-- start --

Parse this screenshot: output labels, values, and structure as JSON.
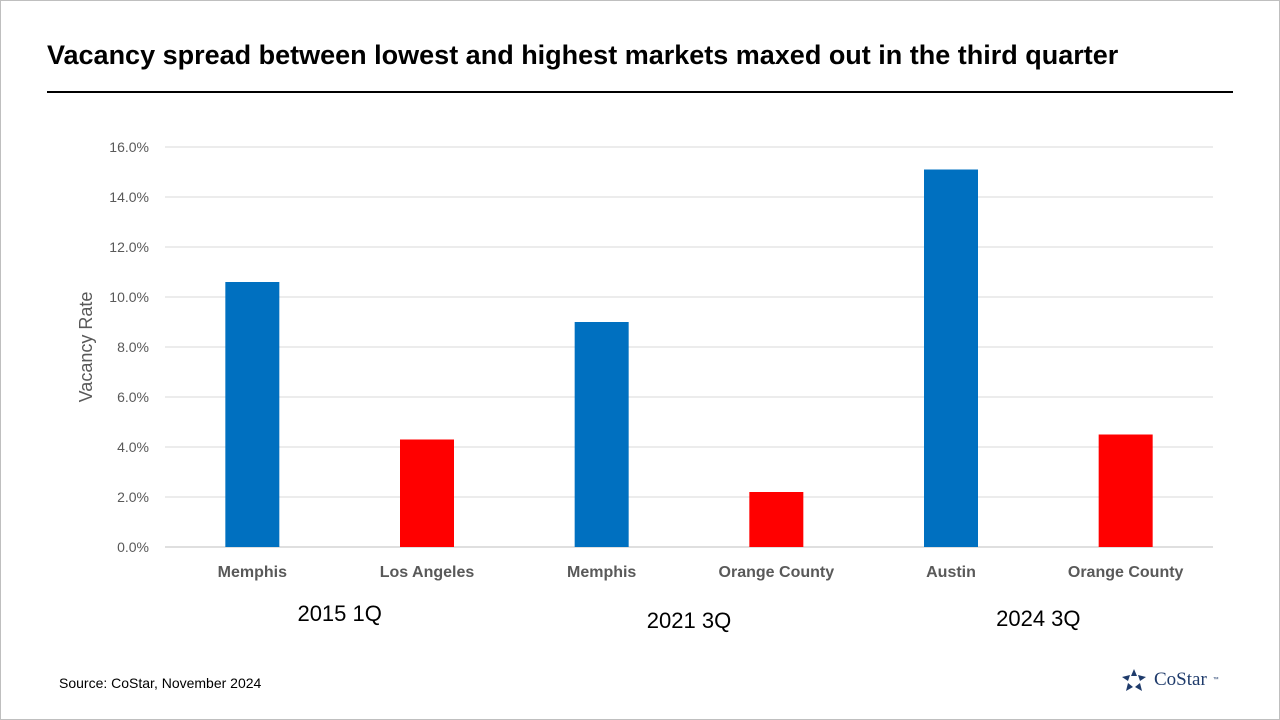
{
  "chart_data": {
    "type": "bar",
    "title": "Vacancy spread between lowest and highest markets maxed out in the third quarter",
    "ylabel": "Vacancy Rate",
    "xlabel": "",
    "ylim": [
      0,
      16
    ],
    "yticks": [
      "0.0%",
      "2.0%",
      "4.0%",
      "6.0%",
      "8.0%",
      "10.0%",
      "12.0%",
      "14.0%",
      "16.0%"
    ],
    "grid": true,
    "categories": [
      "Memphis",
      "Los Angeles",
      "Memphis",
      "Orange County",
      "Austin",
      "Orange County"
    ],
    "values": [
      10.6,
      4.3,
      9.0,
      2.2,
      15.1,
      4.5
    ],
    "bar_colors": [
      "#0070c0",
      "#ff0000",
      "#0070c0",
      "#ff0000",
      "#0070c0",
      "#ff0000"
    ],
    "groups": [
      {
        "label": "2015 1Q",
        "categories": [
          0,
          1
        ]
      },
      {
        "label": "2021 3Q",
        "categories": [
          2,
          3
        ]
      },
      {
        "label": "2024 3Q",
        "categories": [
          4,
          5
        ]
      }
    ]
  },
  "footer": {
    "source": "Source: CoStar, November 2024",
    "logo_text": "CoStar",
    "logo_tm": "™"
  },
  "colors": {
    "highest": "#0070c0",
    "lowest": "#ff0000",
    "grid": "#d9d9d9",
    "axis_text": "#595959"
  }
}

-- end --

## REQUIRED WORK
Write out the whole listing exactly, and drop the pictures.

## THE RESULT
Parse this screenshot: output labels, values, and structure as JSON.
{
  "chart_data": {
    "type": "bar",
    "title": "Vacancy spread between lowest and highest markets maxed out in the third quarter",
    "ylabel": "Vacancy Rate",
    "xlabel": "",
    "ylim": [
      0,
      16
    ],
    "yticks": [
      "0.0%",
      "2.0%",
      "4.0%",
      "6.0%",
      "8.0%",
      "10.0%",
      "12.0%",
      "14.0%",
      "16.0%"
    ],
    "grid": true,
    "categories": [
      "Memphis",
      "Los Angeles",
      "Memphis",
      "Orange County",
      "Austin",
      "Orange County"
    ],
    "values": [
      10.6,
      4.3,
      9.0,
      2.2,
      15.1,
      4.5
    ],
    "bar_colors": [
      "#0070c0",
      "#ff0000",
      "#0070c0",
      "#ff0000",
      "#0070c0",
      "#ff0000"
    ],
    "groups": [
      {
        "label": "2015 1Q",
        "categories": [
          0,
          1
        ]
      },
      {
        "label": "2021 3Q",
        "categories": [
          2,
          3
        ]
      },
      {
        "label": "2024 3Q",
        "categories": [
          4,
          5
        ]
      }
    ]
  },
  "footer": {
    "source": "Source: CoStar, November 2024",
    "logo_text": "CoStar",
    "logo_tm": "™"
  },
  "colors": {
    "highest": "#0070c0",
    "lowest": "#ff0000",
    "grid": "#d9d9d9",
    "axis_text": "#595959"
  }
}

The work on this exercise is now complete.